Goal of the exercise -
Type out every line below exactly as it reads.

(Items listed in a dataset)
## START
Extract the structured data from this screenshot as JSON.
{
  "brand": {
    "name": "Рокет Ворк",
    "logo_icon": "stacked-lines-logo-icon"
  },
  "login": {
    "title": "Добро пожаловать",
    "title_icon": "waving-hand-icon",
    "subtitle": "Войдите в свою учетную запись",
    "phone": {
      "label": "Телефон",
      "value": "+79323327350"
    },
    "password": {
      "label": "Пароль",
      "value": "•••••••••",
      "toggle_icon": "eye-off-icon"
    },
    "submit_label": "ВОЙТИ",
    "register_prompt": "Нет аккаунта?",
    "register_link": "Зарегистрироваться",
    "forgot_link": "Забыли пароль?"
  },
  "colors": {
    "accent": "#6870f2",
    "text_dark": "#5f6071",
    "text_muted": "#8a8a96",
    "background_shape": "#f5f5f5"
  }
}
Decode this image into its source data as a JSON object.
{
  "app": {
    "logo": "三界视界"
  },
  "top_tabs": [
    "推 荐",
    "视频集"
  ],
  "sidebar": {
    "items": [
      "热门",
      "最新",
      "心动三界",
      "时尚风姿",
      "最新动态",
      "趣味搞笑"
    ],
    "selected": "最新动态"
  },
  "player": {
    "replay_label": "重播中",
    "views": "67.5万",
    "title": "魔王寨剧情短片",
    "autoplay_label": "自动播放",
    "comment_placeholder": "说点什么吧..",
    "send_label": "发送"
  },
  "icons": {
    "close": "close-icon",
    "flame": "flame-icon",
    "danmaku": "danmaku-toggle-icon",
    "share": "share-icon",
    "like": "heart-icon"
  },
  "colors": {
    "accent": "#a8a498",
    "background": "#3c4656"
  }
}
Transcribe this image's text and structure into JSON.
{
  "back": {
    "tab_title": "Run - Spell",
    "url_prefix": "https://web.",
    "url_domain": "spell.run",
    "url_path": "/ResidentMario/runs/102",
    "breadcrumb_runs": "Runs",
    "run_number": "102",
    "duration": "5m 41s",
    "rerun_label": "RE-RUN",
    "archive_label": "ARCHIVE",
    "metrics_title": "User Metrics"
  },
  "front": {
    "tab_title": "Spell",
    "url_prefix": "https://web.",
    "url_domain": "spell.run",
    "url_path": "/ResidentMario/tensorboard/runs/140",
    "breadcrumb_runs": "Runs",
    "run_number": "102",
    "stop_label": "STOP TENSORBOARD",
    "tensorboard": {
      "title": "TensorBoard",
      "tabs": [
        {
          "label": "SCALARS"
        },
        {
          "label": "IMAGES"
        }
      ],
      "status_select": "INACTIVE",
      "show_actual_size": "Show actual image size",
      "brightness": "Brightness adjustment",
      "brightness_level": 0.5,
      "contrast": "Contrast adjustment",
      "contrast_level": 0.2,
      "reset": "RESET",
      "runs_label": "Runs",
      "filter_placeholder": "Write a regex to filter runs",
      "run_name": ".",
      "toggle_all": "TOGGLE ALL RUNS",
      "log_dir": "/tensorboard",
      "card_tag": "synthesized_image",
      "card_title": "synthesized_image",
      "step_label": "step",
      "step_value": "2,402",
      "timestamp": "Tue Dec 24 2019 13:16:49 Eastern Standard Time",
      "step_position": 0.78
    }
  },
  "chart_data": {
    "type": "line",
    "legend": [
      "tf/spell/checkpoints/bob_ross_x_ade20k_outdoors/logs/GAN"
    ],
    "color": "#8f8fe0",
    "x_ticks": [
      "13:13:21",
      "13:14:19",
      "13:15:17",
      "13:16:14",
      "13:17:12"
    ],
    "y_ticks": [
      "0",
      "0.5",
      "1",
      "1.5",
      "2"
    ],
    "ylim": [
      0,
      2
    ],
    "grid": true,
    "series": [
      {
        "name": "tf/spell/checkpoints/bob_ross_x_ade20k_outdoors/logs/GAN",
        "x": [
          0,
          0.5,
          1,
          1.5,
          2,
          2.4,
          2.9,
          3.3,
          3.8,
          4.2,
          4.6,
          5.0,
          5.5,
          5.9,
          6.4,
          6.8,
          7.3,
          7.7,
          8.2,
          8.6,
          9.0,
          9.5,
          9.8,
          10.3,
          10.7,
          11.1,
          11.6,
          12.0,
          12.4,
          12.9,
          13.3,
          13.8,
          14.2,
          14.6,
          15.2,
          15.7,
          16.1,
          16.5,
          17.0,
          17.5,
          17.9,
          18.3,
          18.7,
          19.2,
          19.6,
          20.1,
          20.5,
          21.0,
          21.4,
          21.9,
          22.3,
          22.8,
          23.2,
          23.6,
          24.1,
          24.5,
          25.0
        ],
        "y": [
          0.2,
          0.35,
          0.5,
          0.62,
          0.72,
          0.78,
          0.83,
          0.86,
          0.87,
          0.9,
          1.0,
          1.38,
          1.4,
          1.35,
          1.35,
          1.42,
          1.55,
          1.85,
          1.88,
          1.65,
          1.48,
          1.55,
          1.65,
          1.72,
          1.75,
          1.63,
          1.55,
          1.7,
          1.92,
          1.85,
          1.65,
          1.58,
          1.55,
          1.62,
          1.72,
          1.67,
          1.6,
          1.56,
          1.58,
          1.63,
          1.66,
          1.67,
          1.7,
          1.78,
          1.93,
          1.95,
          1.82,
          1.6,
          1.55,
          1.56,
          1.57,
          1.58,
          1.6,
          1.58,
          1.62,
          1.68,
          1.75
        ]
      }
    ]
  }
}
## END
Solution -
Extract the structured data from this screenshot as JSON.
{
  "brand": {
    "name": "Рокет Ворк",
    "logo_icon": "stacked-lines-logo-icon"
  },
  "login": {
    "title": "Добро пожаловать",
    "title_icon": "waving-hand-icon",
    "subtitle": "Войдите в свою учетную запись",
    "phone": {
      "label": "Телефон",
      "value": "+79323327350"
    },
    "password": {
      "label": "Пароль",
      "value": "•••••••••",
      "toggle_icon": "eye-off-icon"
    },
    "submit_label": "ВОЙТИ",
    "register_prompt": "Нет аккаунта?",
    "register_link": "Зарегистрироваться",
    "forgot_link": "Забыли пароль?"
  },
  "colors": {
    "accent": "#6870f2",
    "text_dark": "#5f6071",
    "text_muted": "#8a8a96",
    "background_shape": "#f5f5f5"
  }
}
Decode this image into its source data as a JSON object.
{
  "app": {
    "logo": "三界视界"
  },
  "top_tabs": [
    "推 荐",
    "视频集"
  ],
  "sidebar": {
    "items": [
      "热门",
      "最新",
      "心动三界",
      "时尚风姿",
      "最新动态",
      "趣味搞笑"
    ],
    "selected": "最新动态"
  },
  "player": {
    "replay_label": "重播中",
    "views": "67.5万",
    "title": "魔王寨剧情短片",
    "autoplay_label": "自动播放",
    "comment_placeholder": "说点什么吧..",
    "send_label": "发送"
  },
  "icons": {
    "close": "close-icon",
    "flame": "flame-icon",
    "danmaku": "danmaku-toggle-icon",
    "share": "share-icon",
    "like": "heart-icon"
  },
  "colors": {
    "accent": "#a8a498",
    "background": "#3c4656"
  }
}
Transcribe this image's text and structure into JSON.
{
  "back": {
    "tab_title": "Run - Spell",
    "url_prefix": "https://web.",
    "url_domain": "spell.run",
    "url_path": "/ResidentMario/runs/102",
    "breadcrumb_runs": "Runs",
    "run_number": "102",
    "duration": "5m 41s",
    "rerun_label": "RE-RUN",
    "archive_label": "ARCHIVE",
    "metrics_title": "User Metrics"
  },
  "front": {
    "tab_title": "Spell",
    "url_prefix": "https://web.",
    "url_domain": "spell.run",
    "url_path": "/ResidentMario/tensorboard/runs/140",
    "breadcrumb_runs": "Runs",
    "run_number": "102",
    "stop_label": "STOP TENSORBOARD",
    "tensorboard": {
      "title": "TensorBoard",
      "tabs": [
        {
          "label": "SCALARS"
        },
        {
          "label": "IMAGES"
        }
      ],
      "status_select": "INACTIVE",
      "show_actual_size": "Show actual image size",
      "brightness": "Brightness adjustment",
      "brightness_level": 0.5,
      "contrast": "Contrast adjustment",
      "contrast_level": 0.2,
      "reset": "RESET",
      "runs_label": "Runs",
      "filter_placeholder": "Write a regex to filter runs",
      "run_name": ".",
      "toggle_all": "TOGGLE ALL RUNS",
      "log_dir": "/tensorboard",
      "card_tag": "synthesized_image",
      "card_title": "synthesized_image",
      "step_label": "step",
      "step_value": "2,402",
      "timestamp": "Tue Dec 24 2019 13:16:49 Eastern Standard Time",
      "step_position": 0.78
    }
  },
  "chart_data": {
    "type": "line",
    "legend": [
      "tf/spell/checkpoints/bob_ross_x_ade20k_outdoors/logs/GAN"
    ],
    "color": "#8f8fe0",
    "x_ticks": [
      "13:13:21",
      "13:14:19",
      "13:15:17",
      "13:16:14",
      "13:17:12"
    ],
    "y_ticks": [
      "0",
      "0.5",
      "1",
      "1.5",
      "2"
    ],
    "ylim": [
      0,
      2
    ],
    "grid": true,
    "series": [
      {
        "name": "tf/spell/checkpoints/bob_ross_x_ade20k_outdoors/logs/GAN",
        "x": [
          0,
          0.5,
          1,
          1.5,
          2,
          2.4,
          2.9,
          3.3,
          3.8,
          4.2,
          4.6,
          5.0,
          5.5,
          5.9,
          6.4,
          6.8,
          7.3,
          7.7,
          8.2,
          8.6,
          9.0,
          9.5,
          9.8,
          10.3,
          10.7,
          11.1,
          11.6,
          12.0,
          12.4,
          12.9,
          13.3,
          13.8,
          14.2,
          14.6,
          15.2,
          15.7,
          16.1,
          16.5,
          17.0,
          17.5,
          17.9,
          18.3,
          18.7,
          19.2,
          19.6,
          20.1,
          20.5,
          21.0,
          21.4,
          21.9,
          22.3,
          22.8,
          23.2,
          23.6,
          24.1,
          24.5,
          25.0
        ],
        "y": [
          0.2,
          0.35,
          0.5,
          0.62,
          0.72,
          0.78,
          0.83,
          0.86,
          0.87,
          0.9,
          1.0,
          1.38,
          1.4,
          1.35,
          1.35,
          1.42,
          1.55,
          1.85,
          1.88,
          1.65,
          1.48,
          1.55,
          1.65,
          1.72,
          1.75,
          1.63,
          1.55,
          1.7,
          1.92,
          1.85,
          1.65,
          1.58,
          1.55,
          1.62,
          1.72,
          1.67,
          1.6,
          1.56,
          1.58,
          1.63,
          1.66,
          1.67,
          1.7,
          1.78,
          1.93,
          1.95,
          1.82,
          1.6,
          1.55,
          1.56,
          1.57,
          1.58,
          1.6,
          1.58,
          1.62,
          1.68,
          1.75
        ]
      }
    ]
  }
}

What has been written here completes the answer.